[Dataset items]
##########
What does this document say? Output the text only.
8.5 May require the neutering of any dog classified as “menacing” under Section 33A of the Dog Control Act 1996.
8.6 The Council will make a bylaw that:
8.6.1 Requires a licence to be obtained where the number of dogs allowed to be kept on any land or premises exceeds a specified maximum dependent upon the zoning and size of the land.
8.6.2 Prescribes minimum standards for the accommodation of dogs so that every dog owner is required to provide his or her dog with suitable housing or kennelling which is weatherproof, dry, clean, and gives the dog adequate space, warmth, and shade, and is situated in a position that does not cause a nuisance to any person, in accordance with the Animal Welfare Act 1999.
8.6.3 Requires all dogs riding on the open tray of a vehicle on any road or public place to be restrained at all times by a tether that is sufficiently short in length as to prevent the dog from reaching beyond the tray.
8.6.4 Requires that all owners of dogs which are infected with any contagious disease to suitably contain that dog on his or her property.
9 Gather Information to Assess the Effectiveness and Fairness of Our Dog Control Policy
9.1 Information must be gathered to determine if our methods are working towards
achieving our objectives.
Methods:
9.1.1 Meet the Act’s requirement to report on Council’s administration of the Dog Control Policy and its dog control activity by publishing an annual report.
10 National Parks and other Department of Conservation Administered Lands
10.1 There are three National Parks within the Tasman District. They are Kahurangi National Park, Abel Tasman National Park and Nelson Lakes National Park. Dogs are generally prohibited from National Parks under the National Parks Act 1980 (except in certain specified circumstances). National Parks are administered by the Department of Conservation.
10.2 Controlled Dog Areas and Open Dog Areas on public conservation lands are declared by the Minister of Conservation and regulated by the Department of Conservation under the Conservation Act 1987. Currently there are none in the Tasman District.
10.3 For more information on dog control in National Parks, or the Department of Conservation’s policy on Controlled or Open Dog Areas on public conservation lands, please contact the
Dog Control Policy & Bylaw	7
##########
Exercise: Recite the full listing above exactly.

Output for this task:
What does this document say? Output the text only.
8.5 May require the neutering of any dog classified as “menacing” under Section 33A of the Dog Control Act 1996.
8.6 The Council will make a bylaw that:
8.6.1 Requires a licence to be obtained where the number of dogs allowed to be kept on any land or premises exceeds a specified maximum dependent upon the zoning and size of the land.
8.6.2 Prescribes minimum standards for the accommodation of dogs so that every dog owner is required to provide his or her dog with suitable housing or kennelling which is weatherproof, dry, clean, and gives the dog adequate space, warmth, and shade, and is situated in a position that does not cause a nuisance to any person, in accordance with the Animal Welfare Act 1999.
8.6.3 Requires all dogs riding on the open tray of a vehicle on any road or public place to be restrained at all times by a tether that is sufficiently short in length as to prevent the dog from reaching beyond the tray.
8.6.4 Requires that all owners of dogs which are infected with any contagious disease to suitably contain that dog on his or her property.
9 Gather Information to Assess the Effectiveness and Fairness of Our Dog Control Policy
9.1 Information must be gathered to determine if our methods are working towards
achieving our objectives.
Methods:
9.1.1 Meet the Act’s requirement to report on Council’s administration of the Dog Control Policy and its dog control activity by publishing an annual report.
10 National Parks and other Department of Conservation Administered Lands
10.1 There are three National Parks within the Tasman District. They are Kahurangi National Park, Abel Tasman National Park and Nelson Lakes National Park. Dogs are generally prohibited from National Parks under the National Parks Act 1980 (except in certain specified circumstances). National Parks are administered by the Department of Conservation.
10.2 Controlled Dog Areas and Open Dog Areas on public conservation lands are declared by the Minister of Conservation and regulated by the Department of Conservation under the Conservation Act 1987. Currently there are none in the Tasman District.
10.3 For more information on dog control in National Parks, or the Department of Conservation’s policy on Controlled or Open Dog Areas on public conservation lands, please contact the
Dog Control Policy & Bylaw	7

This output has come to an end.